Aim of the task —
Copy every row below word for word, leaving out the pictures.

***** Supplied material

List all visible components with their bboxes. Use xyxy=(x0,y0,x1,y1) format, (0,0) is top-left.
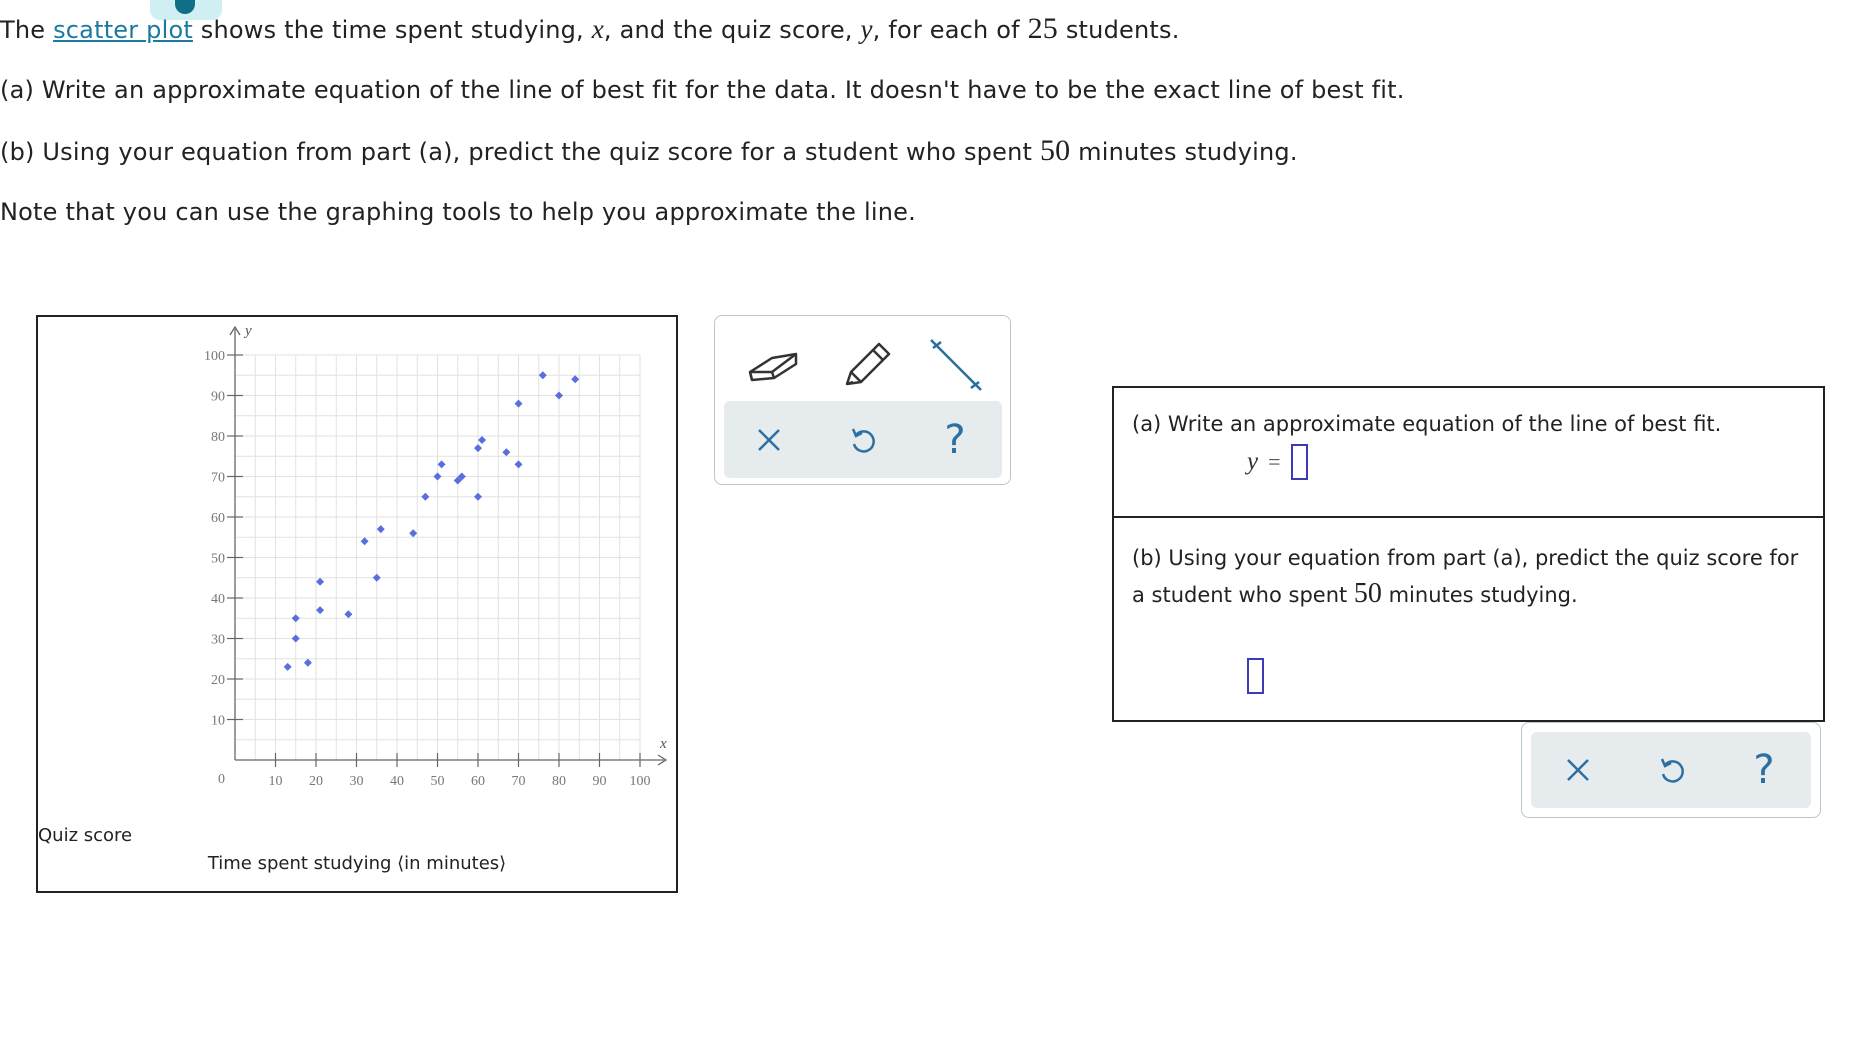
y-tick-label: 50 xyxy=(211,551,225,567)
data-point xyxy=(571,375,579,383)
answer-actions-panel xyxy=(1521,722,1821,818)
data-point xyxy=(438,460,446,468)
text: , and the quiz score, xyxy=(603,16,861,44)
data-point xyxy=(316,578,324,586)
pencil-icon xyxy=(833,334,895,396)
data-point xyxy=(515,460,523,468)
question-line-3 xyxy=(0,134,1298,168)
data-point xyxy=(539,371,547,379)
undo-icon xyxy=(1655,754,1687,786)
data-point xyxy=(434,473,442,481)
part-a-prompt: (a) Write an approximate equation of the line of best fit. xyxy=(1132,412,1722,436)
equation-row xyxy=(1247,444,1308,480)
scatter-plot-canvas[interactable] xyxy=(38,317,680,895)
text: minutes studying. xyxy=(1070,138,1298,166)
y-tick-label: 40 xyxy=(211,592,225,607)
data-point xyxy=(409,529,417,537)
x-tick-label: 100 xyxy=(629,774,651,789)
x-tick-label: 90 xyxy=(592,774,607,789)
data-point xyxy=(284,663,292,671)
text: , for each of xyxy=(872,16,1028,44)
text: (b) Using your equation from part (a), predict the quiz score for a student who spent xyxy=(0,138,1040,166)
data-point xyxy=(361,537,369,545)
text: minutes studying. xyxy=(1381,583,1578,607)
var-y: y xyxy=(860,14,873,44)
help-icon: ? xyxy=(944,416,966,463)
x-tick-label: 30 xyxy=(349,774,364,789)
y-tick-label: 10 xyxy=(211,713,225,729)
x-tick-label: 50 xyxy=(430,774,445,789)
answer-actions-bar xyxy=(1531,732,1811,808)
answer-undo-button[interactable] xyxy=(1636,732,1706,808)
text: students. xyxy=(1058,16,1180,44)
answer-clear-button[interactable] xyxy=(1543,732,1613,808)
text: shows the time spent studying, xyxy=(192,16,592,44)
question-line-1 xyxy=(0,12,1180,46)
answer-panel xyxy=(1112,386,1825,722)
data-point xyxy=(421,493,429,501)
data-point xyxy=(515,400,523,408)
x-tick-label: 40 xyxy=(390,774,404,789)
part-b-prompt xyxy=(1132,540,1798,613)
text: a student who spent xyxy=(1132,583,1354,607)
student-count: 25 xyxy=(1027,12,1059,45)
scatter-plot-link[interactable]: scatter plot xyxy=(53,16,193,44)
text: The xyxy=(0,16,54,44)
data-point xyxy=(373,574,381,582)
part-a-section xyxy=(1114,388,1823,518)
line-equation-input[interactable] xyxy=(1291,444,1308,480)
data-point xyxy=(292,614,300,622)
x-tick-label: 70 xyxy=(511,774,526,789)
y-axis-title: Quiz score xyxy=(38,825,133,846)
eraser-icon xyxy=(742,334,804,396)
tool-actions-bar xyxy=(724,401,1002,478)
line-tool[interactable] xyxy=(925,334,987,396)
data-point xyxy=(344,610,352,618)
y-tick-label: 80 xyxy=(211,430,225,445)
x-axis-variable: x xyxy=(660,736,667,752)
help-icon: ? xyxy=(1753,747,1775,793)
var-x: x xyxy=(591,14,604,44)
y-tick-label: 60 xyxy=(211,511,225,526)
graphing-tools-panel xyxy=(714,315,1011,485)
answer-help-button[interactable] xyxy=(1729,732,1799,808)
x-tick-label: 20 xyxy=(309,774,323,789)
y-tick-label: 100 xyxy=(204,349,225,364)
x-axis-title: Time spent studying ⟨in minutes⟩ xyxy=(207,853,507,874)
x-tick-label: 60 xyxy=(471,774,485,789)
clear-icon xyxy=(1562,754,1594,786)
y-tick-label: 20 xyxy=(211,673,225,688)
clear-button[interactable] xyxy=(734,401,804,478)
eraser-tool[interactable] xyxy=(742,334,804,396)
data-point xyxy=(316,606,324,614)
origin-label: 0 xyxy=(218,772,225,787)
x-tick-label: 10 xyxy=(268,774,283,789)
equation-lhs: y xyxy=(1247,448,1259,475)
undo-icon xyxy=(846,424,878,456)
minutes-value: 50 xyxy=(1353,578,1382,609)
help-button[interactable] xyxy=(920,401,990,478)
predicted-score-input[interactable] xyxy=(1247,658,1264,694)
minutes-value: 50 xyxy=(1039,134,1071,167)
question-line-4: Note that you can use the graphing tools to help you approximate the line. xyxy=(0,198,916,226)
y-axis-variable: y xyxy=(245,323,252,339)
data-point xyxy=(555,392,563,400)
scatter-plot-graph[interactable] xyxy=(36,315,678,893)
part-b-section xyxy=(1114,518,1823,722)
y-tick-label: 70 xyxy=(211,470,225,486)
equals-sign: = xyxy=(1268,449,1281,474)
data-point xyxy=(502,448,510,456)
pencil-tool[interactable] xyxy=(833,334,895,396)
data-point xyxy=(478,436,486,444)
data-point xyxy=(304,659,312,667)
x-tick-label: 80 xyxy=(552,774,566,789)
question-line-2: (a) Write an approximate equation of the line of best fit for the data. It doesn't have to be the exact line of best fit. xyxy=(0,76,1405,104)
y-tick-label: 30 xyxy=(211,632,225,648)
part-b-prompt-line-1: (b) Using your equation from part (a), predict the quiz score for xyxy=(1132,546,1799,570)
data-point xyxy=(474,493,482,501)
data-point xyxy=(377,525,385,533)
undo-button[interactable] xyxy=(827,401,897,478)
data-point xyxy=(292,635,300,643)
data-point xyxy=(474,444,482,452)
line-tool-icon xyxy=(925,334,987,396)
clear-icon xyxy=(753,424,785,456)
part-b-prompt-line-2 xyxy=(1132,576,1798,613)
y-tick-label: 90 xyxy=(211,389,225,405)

**********

Result for this exercise —
List all visible components with their bboxes. Use xyxy=(x0,y0,x1,y1) format, (0,0) is top-left.
y-tick-label: 50 xyxy=(211,551,225,567)
data-point xyxy=(571,375,579,383)
answer-actions-panel xyxy=(1521,722,1821,818)
data-point xyxy=(438,460,446,468)
text: , and the quiz score, xyxy=(603,16,861,44)
data-point xyxy=(316,578,324,586)
pencil-icon xyxy=(833,334,895,396)
data-point xyxy=(515,460,523,468)
question-line-3 xyxy=(0,134,1298,168)
data-point xyxy=(539,371,547,379)
undo-icon xyxy=(1655,754,1687,786)
data-point xyxy=(434,473,442,481)
part-a-prompt: (a) Write an approximate equation of the line of best fit. xyxy=(1132,412,1722,436)
equation-row xyxy=(1247,444,1308,480)
scatter-plot-canvas[interactable] xyxy=(38,317,680,895)
text: minutes studying. xyxy=(1070,138,1298,166)
y-tick-label: 40 xyxy=(211,592,225,607)
data-point xyxy=(409,529,417,537)
x-tick-label: 100 xyxy=(629,774,651,789)
x-tick-label: 90 xyxy=(592,774,607,789)
data-point xyxy=(284,663,292,671)
text: , for each of xyxy=(872,16,1028,44)
text: (b) Using your equation from part (a), predict the quiz score for a student who spent xyxy=(0,138,1040,166)
data-point xyxy=(361,537,369,545)
text: minutes studying. xyxy=(1381,583,1578,607)
var-y: y xyxy=(860,14,873,44)
help-icon: ? xyxy=(944,416,966,463)
x-tick-label: 30 xyxy=(349,774,364,789)
y-tick-label: 10 xyxy=(211,713,225,729)
x-tick-label: 50 xyxy=(430,774,445,789)
answer-actions-bar xyxy=(1531,732,1811,808)
answer-undo-button[interactable] xyxy=(1636,732,1706,808)
text: students. xyxy=(1058,16,1180,44)
answer-clear-button[interactable] xyxy=(1543,732,1613,808)
text: shows the time spent studying, xyxy=(192,16,592,44)
question-line-1 xyxy=(0,12,1180,46)
answer-panel xyxy=(1112,386,1825,722)
data-point xyxy=(421,493,429,501)
data-point xyxy=(515,400,523,408)
x-tick-label: 40 xyxy=(390,774,404,789)
part-b-prompt xyxy=(1132,540,1798,613)
text: a student who spent xyxy=(1132,583,1354,607)
student-count: 25 xyxy=(1027,12,1059,45)
scatter-plot-link[interactable]: scatter plot xyxy=(53,16,193,44)
text: The xyxy=(0,16,54,44)
data-point xyxy=(373,574,381,582)
part-a-section xyxy=(1114,388,1823,518)
line-equation-input[interactable] xyxy=(1291,444,1308,480)
data-point xyxy=(292,614,300,622)
x-tick-label: 70 xyxy=(511,774,526,789)
y-axis-title: Quiz score xyxy=(38,825,133,846)
eraser-icon xyxy=(742,334,804,396)
tool-actions-bar xyxy=(724,401,1002,478)
line-tool[interactable] xyxy=(925,334,987,396)
data-point xyxy=(344,610,352,618)
y-tick-label: 80 xyxy=(211,430,225,445)
x-axis-variable: x xyxy=(660,736,667,752)
help-icon: ? xyxy=(1753,747,1775,793)
var-x: x xyxy=(591,14,604,44)
y-tick-label: 60 xyxy=(211,511,225,526)
graphing-tools-panel xyxy=(714,315,1011,485)
answer-help-button[interactable] xyxy=(1729,732,1799,808)
x-tick-label: 20 xyxy=(309,774,323,789)
y-tick-label: 100 xyxy=(204,349,225,364)
x-axis-title: Time spent studying ⟨in minutes⟩ xyxy=(207,853,507,874)
x-tick-label: 60 xyxy=(471,774,485,789)
clear-icon xyxy=(1562,754,1594,786)
y-tick-label: 20 xyxy=(211,673,225,688)
clear-button[interactable] xyxy=(734,401,804,478)
eraser-tool[interactable] xyxy=(742,334,804,396)
data-point xyxy=(316,606,324,614)
origin-label: 0 xyxy=(218,772,225,787)
x-tick-label: 10 xyxy=(268,774,283,789)
equation-lhs: y xyxy=(1247,448,1259,475)
undo-icon xyxy=(846,424,878,456)
minutes-value: 50 xyxy=(1353,578,1382,609)
help-button[interactable] xyxy=(920,401,990,478)
predicted-score-input[interactable] xyxy=(1247,658,1264,694)
minutes-value: 50 xyxy=(1039,134,1071,167)
question-line-4: Note that you can use the graphing tools to help you approximate the line. xyxy=(0,198,916,226)
y-axis-variable: y xyxy=(245,323,252,339)
data-point xyxy=(555,392,563,400)
scatter-plot-graph[interactable] xyxy=(36,315,678,893)
part-b-section xyxy=(1114,518,1823,722)
y-tick-label: 70 xyxy=(211,470,225,486)
equals-sign: = xyxy=(1268,449,1281,474)
data-point xyxy=(502,448,510,456)
pencil-tool[interactable] xyxy=(833,334,895,396)
data-point xyxy=(478,436,486,444)
data-point xyxy=(304,659,312,667)
x-tick-label: 80 xyxy=(552,774,566,789)
question-line-2: (a) Write an approximate equation of the line of best fit for the data. It doesn't have to be the exact line of best fit. xyxy=(0,76,1405,104)
y-tick-label: 30 xyxy=(211,632,225,648)
part-b-prompt-line-1: (b) Using your equation from part (a), predict the quiz score for xyxy=(1132,546,1799,570)
data-point xyxy=(474,493,482,501)
data-point xyxy=(377,525,385,533)
undo-button[interactable] xyxy=(827,401,897,478)
data-point xyxy=(292,635,300,643)
data-point xyxy=(474,444,482,452)
line-tool-icon xyxy=(925,334,987,396)
clear-icon xyxy=(753,424,785,456)
part-b-prompt-line-2 xyxy=(1132,576,1798,613)
y-tick-label: 90 xyxy=(211,389,225,405)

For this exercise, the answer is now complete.